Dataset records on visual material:
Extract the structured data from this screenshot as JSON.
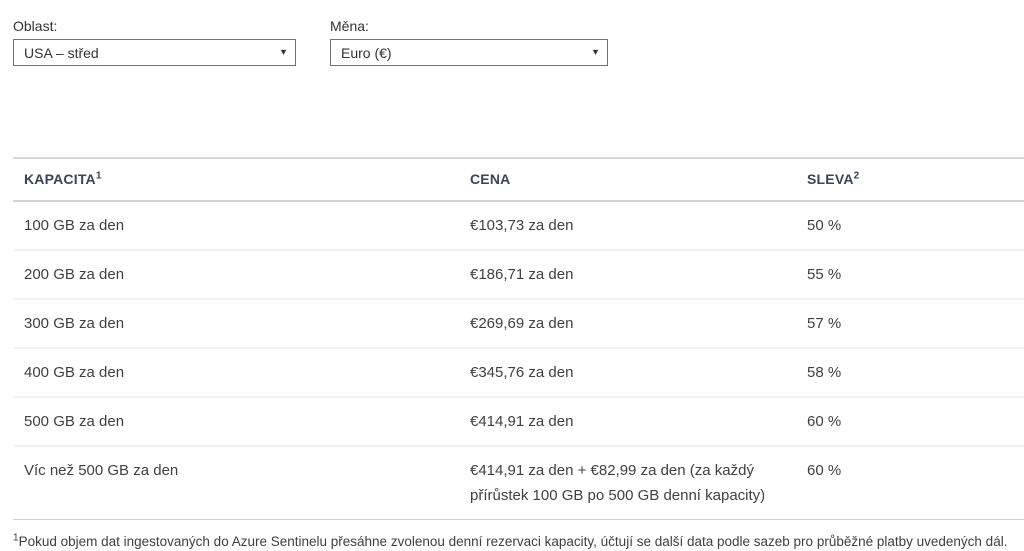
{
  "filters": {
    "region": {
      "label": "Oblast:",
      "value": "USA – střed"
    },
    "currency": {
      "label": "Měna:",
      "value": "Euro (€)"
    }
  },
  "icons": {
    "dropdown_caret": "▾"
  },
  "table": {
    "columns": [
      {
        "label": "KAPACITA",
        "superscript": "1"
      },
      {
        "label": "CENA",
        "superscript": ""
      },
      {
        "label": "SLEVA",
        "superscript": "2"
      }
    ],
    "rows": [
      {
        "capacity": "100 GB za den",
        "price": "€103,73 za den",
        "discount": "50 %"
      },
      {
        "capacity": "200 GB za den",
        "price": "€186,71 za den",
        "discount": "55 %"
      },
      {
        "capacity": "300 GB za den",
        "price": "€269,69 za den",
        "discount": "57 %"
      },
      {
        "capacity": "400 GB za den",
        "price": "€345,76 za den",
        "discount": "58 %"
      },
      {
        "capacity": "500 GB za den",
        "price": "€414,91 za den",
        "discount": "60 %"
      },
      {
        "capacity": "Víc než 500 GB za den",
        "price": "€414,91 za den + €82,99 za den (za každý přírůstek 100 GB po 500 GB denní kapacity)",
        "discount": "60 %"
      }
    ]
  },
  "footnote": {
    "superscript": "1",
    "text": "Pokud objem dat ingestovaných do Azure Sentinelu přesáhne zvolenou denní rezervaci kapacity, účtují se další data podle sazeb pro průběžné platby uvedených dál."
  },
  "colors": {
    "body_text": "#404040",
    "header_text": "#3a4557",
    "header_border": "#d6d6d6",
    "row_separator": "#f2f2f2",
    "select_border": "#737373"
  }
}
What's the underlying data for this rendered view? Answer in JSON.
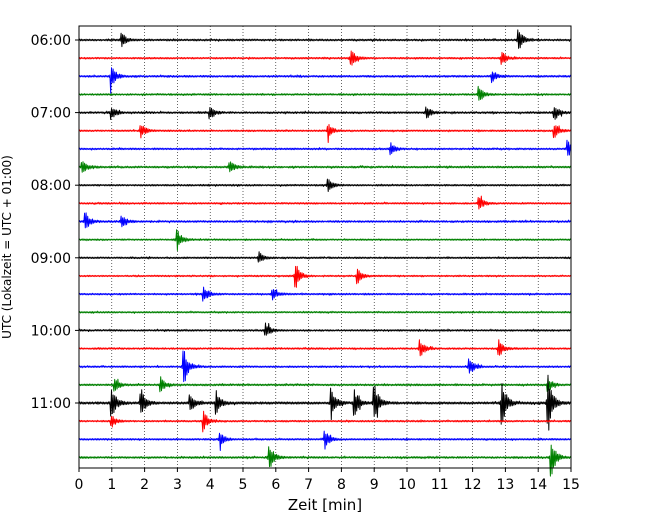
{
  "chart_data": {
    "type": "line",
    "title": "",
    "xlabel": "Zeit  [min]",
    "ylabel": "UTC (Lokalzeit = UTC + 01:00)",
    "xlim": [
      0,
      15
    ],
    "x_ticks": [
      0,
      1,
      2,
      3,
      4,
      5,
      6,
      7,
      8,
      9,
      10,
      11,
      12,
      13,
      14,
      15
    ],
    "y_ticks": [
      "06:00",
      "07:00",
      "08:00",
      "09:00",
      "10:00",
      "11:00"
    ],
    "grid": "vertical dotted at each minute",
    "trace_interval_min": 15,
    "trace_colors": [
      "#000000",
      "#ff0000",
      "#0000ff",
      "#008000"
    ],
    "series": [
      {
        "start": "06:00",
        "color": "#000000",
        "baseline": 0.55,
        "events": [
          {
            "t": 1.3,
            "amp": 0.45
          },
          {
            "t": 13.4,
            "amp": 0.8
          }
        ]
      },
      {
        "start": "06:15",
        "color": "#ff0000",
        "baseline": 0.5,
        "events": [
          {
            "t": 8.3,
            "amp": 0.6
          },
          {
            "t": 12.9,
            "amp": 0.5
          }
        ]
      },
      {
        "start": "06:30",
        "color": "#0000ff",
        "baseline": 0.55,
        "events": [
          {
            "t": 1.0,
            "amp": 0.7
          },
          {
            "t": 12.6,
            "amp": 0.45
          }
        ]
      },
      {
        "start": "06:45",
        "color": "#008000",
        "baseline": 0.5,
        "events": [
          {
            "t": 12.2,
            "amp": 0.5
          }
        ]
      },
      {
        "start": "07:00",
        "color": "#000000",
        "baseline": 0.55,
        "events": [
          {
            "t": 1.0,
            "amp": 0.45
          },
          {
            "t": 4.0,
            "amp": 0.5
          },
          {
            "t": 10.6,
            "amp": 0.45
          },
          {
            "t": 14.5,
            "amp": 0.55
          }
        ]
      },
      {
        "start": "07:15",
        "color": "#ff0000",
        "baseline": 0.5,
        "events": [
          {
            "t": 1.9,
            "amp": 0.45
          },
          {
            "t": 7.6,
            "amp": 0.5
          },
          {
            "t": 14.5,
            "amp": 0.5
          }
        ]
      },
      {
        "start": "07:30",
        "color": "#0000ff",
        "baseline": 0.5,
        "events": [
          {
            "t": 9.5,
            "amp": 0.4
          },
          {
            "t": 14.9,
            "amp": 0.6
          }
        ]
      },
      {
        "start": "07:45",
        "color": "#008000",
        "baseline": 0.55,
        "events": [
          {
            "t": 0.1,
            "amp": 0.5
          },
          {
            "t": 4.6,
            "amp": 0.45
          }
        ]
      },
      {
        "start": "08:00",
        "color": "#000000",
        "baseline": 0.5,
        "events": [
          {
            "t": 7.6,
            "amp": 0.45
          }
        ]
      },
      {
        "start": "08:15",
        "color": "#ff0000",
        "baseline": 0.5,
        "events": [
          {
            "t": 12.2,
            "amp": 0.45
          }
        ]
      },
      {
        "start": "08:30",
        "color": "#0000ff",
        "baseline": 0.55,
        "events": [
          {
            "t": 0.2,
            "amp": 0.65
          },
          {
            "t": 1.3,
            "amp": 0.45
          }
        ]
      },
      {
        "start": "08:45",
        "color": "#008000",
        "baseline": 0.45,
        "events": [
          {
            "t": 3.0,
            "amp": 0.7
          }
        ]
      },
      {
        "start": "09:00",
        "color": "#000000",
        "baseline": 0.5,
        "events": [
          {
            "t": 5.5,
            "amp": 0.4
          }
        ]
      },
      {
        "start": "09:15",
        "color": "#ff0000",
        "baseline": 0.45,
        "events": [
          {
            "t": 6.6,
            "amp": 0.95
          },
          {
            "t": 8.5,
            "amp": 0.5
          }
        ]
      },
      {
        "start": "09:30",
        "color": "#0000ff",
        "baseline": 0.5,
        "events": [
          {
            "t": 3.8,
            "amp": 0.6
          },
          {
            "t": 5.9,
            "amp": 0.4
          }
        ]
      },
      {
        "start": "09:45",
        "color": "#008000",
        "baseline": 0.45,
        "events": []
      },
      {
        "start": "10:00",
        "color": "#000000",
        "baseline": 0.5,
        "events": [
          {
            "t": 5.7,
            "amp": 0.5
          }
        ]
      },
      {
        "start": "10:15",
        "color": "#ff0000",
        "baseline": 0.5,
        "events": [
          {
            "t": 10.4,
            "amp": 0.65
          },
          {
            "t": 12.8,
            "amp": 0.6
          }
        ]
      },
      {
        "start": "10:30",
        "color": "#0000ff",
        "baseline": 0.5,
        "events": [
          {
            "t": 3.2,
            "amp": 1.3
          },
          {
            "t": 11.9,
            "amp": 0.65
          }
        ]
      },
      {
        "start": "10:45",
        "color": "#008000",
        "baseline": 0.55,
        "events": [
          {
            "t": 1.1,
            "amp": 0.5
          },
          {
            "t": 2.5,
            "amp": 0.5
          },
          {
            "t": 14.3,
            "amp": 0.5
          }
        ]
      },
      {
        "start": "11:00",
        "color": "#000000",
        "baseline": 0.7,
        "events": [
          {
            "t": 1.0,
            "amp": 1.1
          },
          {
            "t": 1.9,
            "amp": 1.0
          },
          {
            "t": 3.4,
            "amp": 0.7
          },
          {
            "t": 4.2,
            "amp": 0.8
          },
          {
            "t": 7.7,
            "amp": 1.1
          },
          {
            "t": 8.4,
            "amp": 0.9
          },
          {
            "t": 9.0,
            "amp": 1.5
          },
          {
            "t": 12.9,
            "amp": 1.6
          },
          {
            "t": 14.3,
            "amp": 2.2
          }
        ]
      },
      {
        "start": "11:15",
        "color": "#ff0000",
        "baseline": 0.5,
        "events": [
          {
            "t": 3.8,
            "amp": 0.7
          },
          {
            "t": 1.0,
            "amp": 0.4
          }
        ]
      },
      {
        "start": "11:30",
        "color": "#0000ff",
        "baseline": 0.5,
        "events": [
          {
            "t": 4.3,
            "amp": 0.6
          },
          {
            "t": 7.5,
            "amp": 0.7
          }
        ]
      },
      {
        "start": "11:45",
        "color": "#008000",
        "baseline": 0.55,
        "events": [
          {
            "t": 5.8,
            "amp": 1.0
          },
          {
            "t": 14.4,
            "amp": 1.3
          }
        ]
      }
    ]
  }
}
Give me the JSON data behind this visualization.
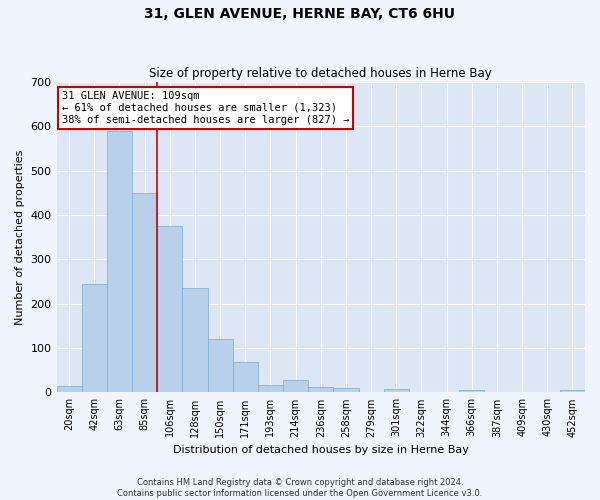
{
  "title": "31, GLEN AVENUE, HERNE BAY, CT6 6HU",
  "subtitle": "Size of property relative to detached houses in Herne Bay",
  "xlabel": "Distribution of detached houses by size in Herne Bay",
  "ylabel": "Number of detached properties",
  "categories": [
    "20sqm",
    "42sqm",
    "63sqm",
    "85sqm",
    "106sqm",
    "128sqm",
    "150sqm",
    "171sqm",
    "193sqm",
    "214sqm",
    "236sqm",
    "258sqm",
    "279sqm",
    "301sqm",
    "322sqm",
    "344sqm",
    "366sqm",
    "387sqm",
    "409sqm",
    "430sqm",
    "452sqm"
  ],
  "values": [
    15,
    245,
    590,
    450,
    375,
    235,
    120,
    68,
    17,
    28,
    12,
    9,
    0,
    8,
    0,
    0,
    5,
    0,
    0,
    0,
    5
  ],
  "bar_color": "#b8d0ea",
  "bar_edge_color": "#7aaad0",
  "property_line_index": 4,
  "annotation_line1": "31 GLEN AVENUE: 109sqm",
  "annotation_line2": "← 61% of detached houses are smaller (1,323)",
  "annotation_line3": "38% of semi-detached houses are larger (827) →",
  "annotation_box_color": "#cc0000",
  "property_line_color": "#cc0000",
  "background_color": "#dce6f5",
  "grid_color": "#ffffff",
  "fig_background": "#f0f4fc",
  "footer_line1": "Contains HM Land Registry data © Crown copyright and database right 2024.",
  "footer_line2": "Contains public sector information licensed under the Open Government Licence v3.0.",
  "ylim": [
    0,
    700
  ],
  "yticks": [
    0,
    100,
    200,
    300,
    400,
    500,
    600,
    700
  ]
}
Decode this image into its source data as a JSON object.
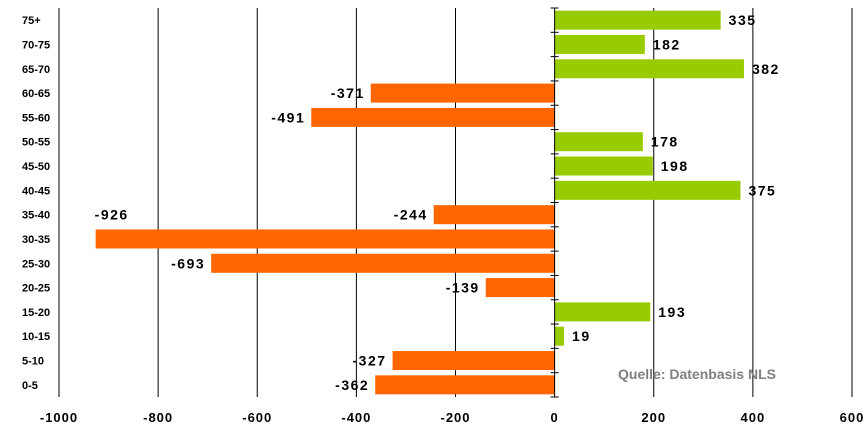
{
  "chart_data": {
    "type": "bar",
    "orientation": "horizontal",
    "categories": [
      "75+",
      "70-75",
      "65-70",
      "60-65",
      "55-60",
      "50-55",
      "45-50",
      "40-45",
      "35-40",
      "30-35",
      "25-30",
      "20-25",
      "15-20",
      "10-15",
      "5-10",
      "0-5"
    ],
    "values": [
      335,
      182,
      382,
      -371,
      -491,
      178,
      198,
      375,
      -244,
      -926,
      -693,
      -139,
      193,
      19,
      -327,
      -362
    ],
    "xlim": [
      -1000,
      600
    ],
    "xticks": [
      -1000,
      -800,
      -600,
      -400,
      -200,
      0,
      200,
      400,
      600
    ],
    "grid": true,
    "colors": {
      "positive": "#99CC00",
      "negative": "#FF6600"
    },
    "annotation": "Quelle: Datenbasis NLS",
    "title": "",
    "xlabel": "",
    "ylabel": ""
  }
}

### Work to complete
Using the entries above, find all lines with "denní". Copy them.

### Correct output
        "price": "€414,91 za den + €82,99 za den (za každý přírůstek 100 GB po 500 GB denní kapacity)",
    "text": "Pokud objem dat ingestovaných do Azure Sentinelu přesáhne zvolenou denní rezervaci kapacity, účtují se další data podle sazeb pro průběžné platby uvedených dál."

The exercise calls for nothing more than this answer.